§ EXERCISE:
Exactly as written, quote every line that follows, skipping the images.

§ RECORDS PROVIDED:
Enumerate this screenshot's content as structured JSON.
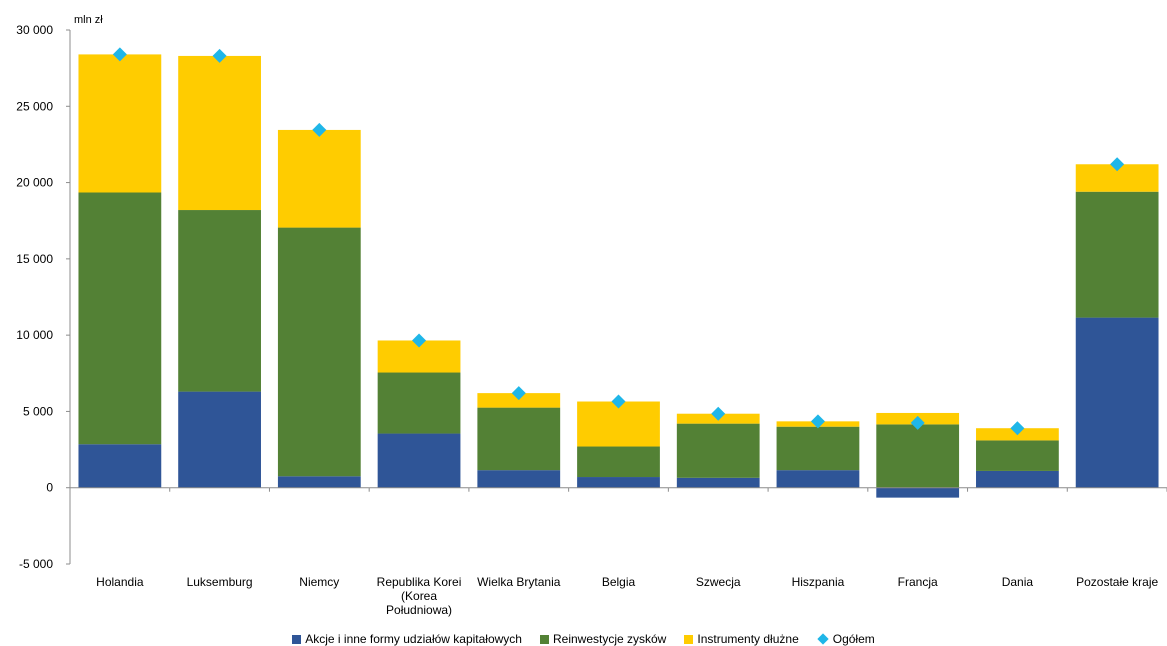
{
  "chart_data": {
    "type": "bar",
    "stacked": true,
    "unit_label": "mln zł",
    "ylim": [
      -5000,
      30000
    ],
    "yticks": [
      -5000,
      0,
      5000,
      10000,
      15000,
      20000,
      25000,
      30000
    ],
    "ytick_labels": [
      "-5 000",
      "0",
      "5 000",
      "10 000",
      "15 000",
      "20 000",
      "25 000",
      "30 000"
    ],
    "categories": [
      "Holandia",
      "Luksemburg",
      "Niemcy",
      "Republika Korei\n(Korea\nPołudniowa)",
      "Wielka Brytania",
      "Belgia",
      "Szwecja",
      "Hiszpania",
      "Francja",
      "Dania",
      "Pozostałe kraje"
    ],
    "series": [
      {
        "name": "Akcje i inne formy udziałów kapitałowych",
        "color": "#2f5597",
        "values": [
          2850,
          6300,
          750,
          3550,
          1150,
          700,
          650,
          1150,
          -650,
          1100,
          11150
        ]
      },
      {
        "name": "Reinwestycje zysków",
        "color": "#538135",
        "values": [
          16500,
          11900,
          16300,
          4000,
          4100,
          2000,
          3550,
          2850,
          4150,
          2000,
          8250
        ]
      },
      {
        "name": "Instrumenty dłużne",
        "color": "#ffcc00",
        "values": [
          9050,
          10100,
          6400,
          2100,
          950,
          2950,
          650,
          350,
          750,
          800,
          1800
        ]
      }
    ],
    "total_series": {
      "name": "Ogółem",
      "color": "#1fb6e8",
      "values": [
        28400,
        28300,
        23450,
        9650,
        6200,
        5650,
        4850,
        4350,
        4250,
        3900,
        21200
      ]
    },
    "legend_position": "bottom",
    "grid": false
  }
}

§ RESULT:
Enumerate this screenshot's content as structured JSON.
{
  "chart_data": {
    "type": "bar",
    "stacked": true,
    "unit_label": "mln zł",
    "ylim": [
      -5000,
      30000
    ],
    "yticks": [
      -5000,
      0,
      5000,
      10000,
      15000,
      20000,
      25000,
      30000
    ],
    "ytick_labels": [
      "-5 000",
      "0",
      "5 000",
      "10 000",
      "15 000",
      "20 000",
      "25 000",
      "30 000"
    ],
    "categories": [
      "Holandia",
      "Luksemburg",
      "Niemcy",
      "Republika Korei\n(Korea\nPołudniowa)",
      "Wielka Brytania",
      "Belgia",
      "Szwecja",
      "Hiszpania",
      "Francja",
      "Dania",
      "Pozostałe kraje"
    ],
    "series": [
      {
        "name": "Akcje i inne formy udziałów kapitałowych",
        "color": "#2f5597",
        "values": [
          2850,
          6300,
          750,
          3550,
          1150,
          700,
          650,
          1150,
          -650,
          1100,
          11150
        ]
      },
      {
        "name": "Reinwestycje zysków",
        "color": "#538135",
        "values": [
          16500,
          11900,
          16300,
          4000,
          4100,
          2000,
          3550,
          2850,
          4150,
          2000,
          8250
        ]
      },
      {
        "name": "Instrumenty dłużne",
        "color": "#ffcc00",
        "values": [
          9050,
          10100,
          6400,
          2100,
          950,
          2950,
          650,
          350,
          750,
          800,
          1800
        ]
      }
    ],
    "total_series": {
      "name": "Ogółem",
      "color": "#1fb6e8",
      "values": [
        28400,
        28300,
        23450,
        9650,
        6200,
        5650,
        4850,
        4350,
        4250,
        3900,
        21200
      ]
    },
    "legend_position": "bottom",
    "grid": false
  }
}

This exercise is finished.